+++ ENTRIES SUPPLIED

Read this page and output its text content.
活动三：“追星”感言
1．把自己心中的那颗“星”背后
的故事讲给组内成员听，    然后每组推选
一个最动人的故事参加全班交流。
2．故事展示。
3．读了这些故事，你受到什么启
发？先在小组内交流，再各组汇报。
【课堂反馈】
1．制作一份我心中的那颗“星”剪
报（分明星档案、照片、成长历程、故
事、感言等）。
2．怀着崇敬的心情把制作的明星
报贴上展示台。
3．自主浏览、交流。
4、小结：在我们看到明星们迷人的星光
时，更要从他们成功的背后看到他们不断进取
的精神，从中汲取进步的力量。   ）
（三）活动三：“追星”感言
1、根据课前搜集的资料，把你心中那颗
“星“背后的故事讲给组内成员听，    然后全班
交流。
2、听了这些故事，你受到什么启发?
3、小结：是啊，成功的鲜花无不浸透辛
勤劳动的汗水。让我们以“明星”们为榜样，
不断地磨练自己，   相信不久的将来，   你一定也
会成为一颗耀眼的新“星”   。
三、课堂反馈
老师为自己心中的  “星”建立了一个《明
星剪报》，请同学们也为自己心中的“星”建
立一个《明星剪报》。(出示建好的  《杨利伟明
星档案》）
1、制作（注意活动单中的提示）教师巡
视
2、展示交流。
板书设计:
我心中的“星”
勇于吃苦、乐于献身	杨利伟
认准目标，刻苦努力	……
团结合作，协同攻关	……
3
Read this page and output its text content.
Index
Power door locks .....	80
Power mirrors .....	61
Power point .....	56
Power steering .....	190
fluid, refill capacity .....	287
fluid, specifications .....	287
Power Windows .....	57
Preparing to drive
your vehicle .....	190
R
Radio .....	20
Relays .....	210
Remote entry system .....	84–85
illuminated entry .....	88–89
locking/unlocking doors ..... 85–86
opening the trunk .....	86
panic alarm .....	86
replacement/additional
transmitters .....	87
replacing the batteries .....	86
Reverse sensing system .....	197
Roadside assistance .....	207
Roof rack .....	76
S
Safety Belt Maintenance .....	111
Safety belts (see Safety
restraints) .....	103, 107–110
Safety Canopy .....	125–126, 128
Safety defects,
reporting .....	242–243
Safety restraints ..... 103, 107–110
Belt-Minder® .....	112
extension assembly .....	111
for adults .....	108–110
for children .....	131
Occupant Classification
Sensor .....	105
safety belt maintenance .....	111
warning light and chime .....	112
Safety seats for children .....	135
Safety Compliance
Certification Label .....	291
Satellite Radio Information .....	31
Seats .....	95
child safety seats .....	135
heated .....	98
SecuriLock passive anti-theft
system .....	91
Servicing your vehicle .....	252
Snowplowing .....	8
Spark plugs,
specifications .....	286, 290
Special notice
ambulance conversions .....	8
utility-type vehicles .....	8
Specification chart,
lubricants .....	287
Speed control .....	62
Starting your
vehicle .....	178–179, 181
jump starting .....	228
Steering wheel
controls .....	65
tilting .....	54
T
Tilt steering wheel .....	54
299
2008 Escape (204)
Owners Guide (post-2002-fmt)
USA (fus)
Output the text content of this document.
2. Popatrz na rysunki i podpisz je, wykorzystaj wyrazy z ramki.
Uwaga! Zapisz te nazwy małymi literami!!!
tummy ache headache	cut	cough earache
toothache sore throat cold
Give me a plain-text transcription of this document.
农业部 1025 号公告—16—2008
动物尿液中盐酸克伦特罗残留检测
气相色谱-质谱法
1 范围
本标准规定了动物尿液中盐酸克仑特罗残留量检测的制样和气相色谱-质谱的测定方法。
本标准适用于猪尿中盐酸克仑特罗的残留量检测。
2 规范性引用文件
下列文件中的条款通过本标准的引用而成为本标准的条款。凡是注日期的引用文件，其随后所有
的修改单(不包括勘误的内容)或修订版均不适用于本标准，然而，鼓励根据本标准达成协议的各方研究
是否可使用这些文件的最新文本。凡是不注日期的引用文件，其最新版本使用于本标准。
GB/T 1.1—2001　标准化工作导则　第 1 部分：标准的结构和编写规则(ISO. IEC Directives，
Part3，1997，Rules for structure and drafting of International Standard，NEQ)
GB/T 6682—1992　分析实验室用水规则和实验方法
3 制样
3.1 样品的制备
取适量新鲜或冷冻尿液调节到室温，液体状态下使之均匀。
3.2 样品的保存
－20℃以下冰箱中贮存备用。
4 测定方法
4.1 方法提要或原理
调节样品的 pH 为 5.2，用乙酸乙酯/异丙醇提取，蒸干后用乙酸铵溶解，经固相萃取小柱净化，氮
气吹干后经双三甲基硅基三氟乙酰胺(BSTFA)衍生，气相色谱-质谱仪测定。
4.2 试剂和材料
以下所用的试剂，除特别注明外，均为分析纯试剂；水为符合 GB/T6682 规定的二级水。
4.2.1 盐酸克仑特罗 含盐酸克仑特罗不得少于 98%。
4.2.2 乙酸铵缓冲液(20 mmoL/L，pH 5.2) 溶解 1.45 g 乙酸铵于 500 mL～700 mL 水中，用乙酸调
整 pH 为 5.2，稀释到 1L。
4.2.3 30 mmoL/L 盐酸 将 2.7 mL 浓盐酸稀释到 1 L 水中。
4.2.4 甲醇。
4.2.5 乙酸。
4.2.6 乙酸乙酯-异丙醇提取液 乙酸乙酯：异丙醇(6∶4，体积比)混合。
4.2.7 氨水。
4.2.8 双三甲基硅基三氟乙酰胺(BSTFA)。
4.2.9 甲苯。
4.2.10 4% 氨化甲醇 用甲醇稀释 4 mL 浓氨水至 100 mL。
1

++++++

Repeat the material in full, exactly as it stands.

## TASK SOLUTION
Read this page and output its text content.
活动三：“追星”感言
1．把自己心中的那颗“星”背后
的故事讲给组内成员听，    然后每组推选
一个最动人的故事参加全班交流。
2．故事展示。
3．读了这些故事，你受到什么启
发？先在小组内交流，再各组汇报。
【课堂反馈】
1．制作一份我心中的那颗“星”剪
报（分明星档案、照片、成长历程、故
事、感言等）。
2．怀着崇敬的心情把制作的明星
报贴上展示台。
3．自主浏览、交流。
4、小结：在我们看到明星们迷人的星光
时，更要从他们成功的背后看到他们不断进取
的精神，从中汲取进步的力量。   ）
（三）活动三：“追星”感言
1、根据课前搜集的资料，把你心中那颗
“星“背后的故事讲给组内成员听，    然后全班
交流。
2、听了这些故事，你受到什么启发?
3、小结：是啊，成功的鲜花无不浸透辛
勤劳动的汗水。让我们以“明星”们为榜样，
不断地磨练自己，   相信不久的将来，   你一定也
会成为一颗耀眼的新“星”   。
三、课堂反馈
老师为自己心中的  “星”建立了一个《明
星剪报》，请同学们也为自己心中的“星”建
立一个《明星剪报》。(出示建好的  《杨利伟明
星档案》）
1、制作（注意活动单中的提示）教师巡
视
2、展示交流。
板书设计:
我心中的“星”
勇于吃苦、乐于献身	杨利伟
认准目标，刻苦努力	……
团结合作，协同攻关	……
3
Read this page and output its text content.
Index
Power door locks .....	80
Power mirrors .....	61
Power point .....	56
Power steering .....	190
fluid, refill capacity .....	287
fluid, specifications .....	287
Power Windows .....	57
Preparing to drive
your vehicle .....	190
R
Radio .....	20
Relays .....	210
Remote entry system .....	84–85
illuminated entry .....	88–89
locking/unlocking doors ..... 85–86
opening the trunk .....	86
panic alarm .....	86
replacement/additional
transmitters .....	87
replacing the batteries .....	86
Reverse sensing system .....	197
Roadside assistance .....	207
Roof rack .....	76
S
Safety Belt Maintenance .....	111
Safety belts (see Safety
restraints) .....	103, 107–110
Safety Canopy .....	125–126, 128
Safety defects,
reporting .....	242–243
Safety restraints ..... 103, 107–110
Belt-Minder® .....	112
extension assembly .....	111
for adults .....	108–110
for children .....	131
Occupant Classification
Sensor .....	105
safety belt maintenance .....	111
warning light and chime .....	112
Safety seats for children .....	135
Safety Compliance
Certification Label .....	291
Satellite Radio Information .....	31
Seats .....	95
child safety seats .....	135
heated .....	98
SecuriLock passive anti-theft
system .....	91
Servicing your vehicle .....	252
Snowplowing .....	8
Spark plugs,
specifications .....	286, 290
Special notice
ambulance conversions .....	8
utility-type vehicles .....	8
Specification chart,
lubricants .....	287
Speed control .....	62
Starting your
vehicle .....	178–179, 181
jump starting .....	228
Steering wheel
controls .....	65
tilting .....	54
T
Tilt steering wheel .....	54
299
2008 Escape (204)
Owners Guide (post-2002-fmt)
USA (fus)
Output the text content of this document.
2. Popatrz na rysunki i podpisz je, wykorzystaj wyrazy z ramki.
Uwaga! Zapisz te nazwy małymi literami!!!
tummy ache headache	cut	cough earache
toothache sore throat cold
Give me a plain-text transcription of this document.
农业部 1025 号公告—16—2008
动物尿液中盐酸克伦特罗残留检测
气相色谱-质谱法
1 范围
本标准规定了动物尿液中盐酸克仑特罗残留量检测的制样和气相色谱-质谱的测定方法。
本标准适用于猪尿中盐酸克仑特罗的残留量检测。
2 规范性引用文件
下列文件中的条款通过本标准的引用而成为本标准的条款。凡是注日期的引用文件，其随后所有
的修改单(不包括勘误的内容)或修订版均不适用于本标准，然而，鼓励根据本标准达成协议的各方研究
是否可使用这些文件的最新文本。凡是不注日期的引用文件，其最新版本使用于本标准。
GB/T 1.1—2001　标准化工作导则　第 1 部分：标准的结构和编写规则(ISO. IEC Directives，
Part3，1997，Rules for structure and drafting of International Standard，NEQ)
GB/T 6682—1992　分析实验室用水规则和实验方法
3 制样
3.1 样品的制备
取适量新鲜或冷冻尿液调节到室温，液体状态下使之均匀。
3.2 样品的保存
－20℃以下冰箱中贮存备用。
4 测定方法
4.1 方法提要或原理
调节样品的 pH 为 5.2，用乙酸乙酯/异丙醇提取，蒸干后用乙酸铵溶解，经固相萃取小柱净化，氮
气吹干后经双三甲基硅基三氟乙酰胺(BSTFA)衍生，气相色谱-质谱仪测定。
4.2 试剂和材料
以下所用的试剂，除特别注明外，均为分析纯试剂；水为符合 GB/T6682 规定的二级水。
4.2.1 盐酸克仑特罗 含盐酸克仑特罗不得少于 98%。
4.2.2 乙酸铵缓冲液(20 mmoL/L，pH 5.2) 溶解 1.45 g 乙酸铵于 500 mL～700 mL 水中，用乙酸调
整 pH 为 5.2，稀释到 1L。
4.2.3 30 mmoL/L 盐酸 将 2.7 mL 浓盐酸稀释到 1 L 水中。
4.2.4 甲醇。
4.2.5 乙酸。
4.2.6 乙酸乙酯-异丙醇提取液 乙酸乙酯：异丙醇(6∶4，体积比)混合。
4.2.7 氨水。
4.2.8 双三甲基硅基三氟乙酰胺(BSTFA)。
4.2.9 甲苯。
4.2.10 4% 氨化甲醇 用甲醇稀释 4 mL 浓氨水至 100 mL。
1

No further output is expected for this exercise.